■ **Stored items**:
#####

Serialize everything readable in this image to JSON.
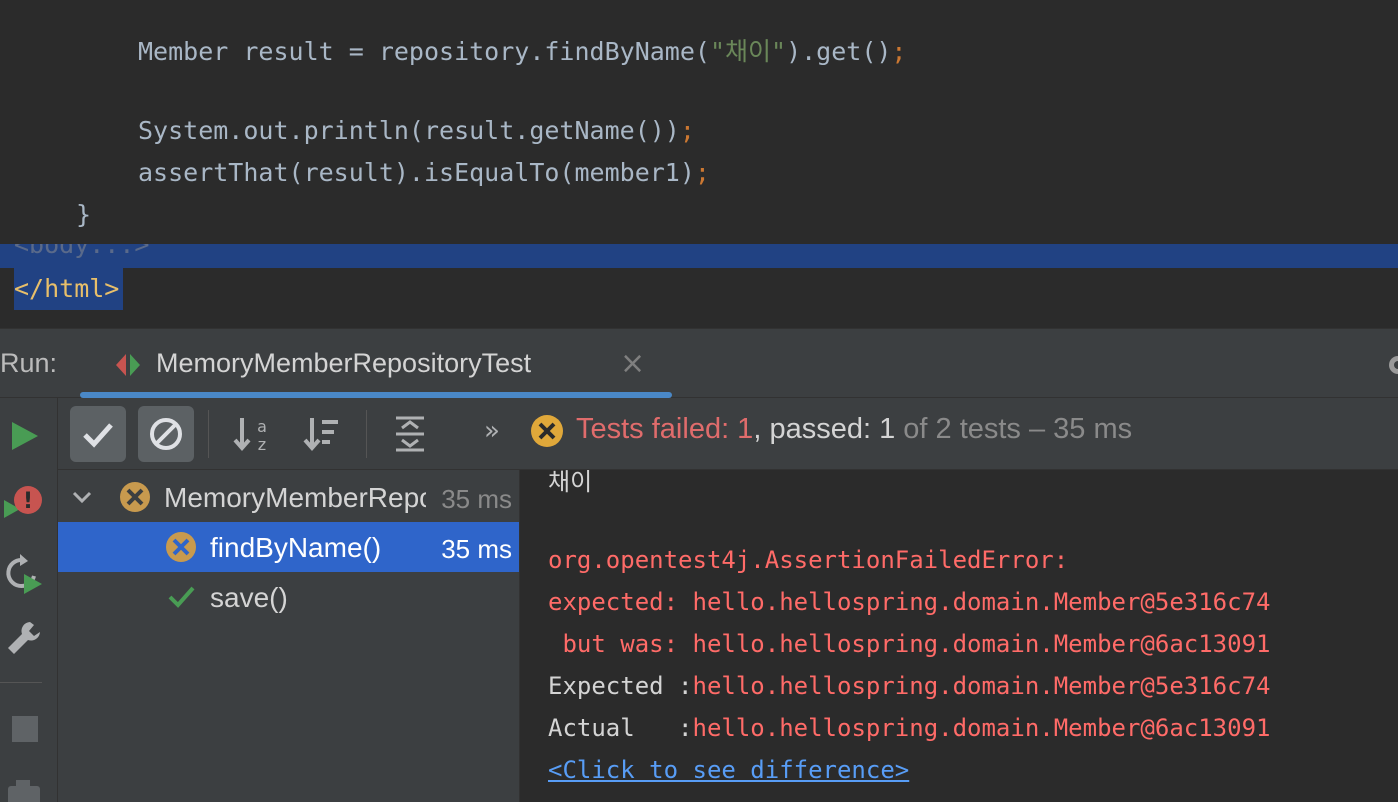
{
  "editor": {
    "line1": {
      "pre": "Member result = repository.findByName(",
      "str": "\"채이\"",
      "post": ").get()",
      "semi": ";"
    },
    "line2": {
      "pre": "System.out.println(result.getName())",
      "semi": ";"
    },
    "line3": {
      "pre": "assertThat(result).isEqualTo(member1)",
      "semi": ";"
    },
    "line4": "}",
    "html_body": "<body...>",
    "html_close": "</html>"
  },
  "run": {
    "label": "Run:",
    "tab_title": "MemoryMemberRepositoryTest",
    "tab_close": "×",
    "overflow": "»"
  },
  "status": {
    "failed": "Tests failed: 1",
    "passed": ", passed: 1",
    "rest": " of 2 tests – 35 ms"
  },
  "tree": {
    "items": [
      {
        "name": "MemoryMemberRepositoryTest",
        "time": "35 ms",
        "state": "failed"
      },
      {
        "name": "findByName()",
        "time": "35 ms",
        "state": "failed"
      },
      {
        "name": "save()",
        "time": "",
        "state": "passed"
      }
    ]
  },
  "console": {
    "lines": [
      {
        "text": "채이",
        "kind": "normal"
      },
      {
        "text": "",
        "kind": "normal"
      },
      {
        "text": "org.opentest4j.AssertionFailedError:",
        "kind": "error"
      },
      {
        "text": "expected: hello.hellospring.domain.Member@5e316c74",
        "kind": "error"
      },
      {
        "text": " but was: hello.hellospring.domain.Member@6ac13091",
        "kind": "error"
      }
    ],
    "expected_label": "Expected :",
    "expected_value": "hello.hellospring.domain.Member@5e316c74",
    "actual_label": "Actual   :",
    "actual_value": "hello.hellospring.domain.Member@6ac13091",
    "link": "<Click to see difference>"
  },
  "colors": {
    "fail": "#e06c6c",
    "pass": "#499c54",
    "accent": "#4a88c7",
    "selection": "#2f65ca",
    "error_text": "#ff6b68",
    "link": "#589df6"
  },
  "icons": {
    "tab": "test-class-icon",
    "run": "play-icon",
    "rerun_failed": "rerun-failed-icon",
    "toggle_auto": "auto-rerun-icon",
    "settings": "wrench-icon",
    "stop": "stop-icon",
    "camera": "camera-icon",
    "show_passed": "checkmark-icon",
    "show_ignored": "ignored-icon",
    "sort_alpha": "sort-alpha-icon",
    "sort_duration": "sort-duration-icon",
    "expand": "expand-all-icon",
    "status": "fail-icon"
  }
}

#####

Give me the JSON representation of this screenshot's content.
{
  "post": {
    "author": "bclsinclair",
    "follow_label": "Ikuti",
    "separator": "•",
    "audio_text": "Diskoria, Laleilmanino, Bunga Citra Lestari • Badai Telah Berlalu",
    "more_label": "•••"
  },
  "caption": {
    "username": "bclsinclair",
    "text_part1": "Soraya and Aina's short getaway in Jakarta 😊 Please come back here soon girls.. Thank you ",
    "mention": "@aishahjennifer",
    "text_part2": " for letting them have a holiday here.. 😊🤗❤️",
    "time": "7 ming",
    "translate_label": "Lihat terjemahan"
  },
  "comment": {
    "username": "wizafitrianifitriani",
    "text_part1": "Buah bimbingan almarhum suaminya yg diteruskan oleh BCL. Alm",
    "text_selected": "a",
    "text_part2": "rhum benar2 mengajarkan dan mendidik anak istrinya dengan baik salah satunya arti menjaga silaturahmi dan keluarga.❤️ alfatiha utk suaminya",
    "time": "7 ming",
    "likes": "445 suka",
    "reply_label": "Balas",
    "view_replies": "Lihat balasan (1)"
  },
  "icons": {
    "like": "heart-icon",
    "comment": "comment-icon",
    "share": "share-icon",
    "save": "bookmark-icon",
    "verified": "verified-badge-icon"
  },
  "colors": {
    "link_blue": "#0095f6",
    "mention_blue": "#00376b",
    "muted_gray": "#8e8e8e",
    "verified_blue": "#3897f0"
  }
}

#####

Each line in the listing above that contains "hellospring" should be copied.

        "text": "expected: hello.hellospring.domain.Member@5e316c74",
        "text": " but was: hello.hellospring.domain.Member@6ac13091",
    "expected_value": "hello.hellospring.domain.Member@5e316c74",
    "actual_value": "hello.hellospring.domain.Member@6ac13091",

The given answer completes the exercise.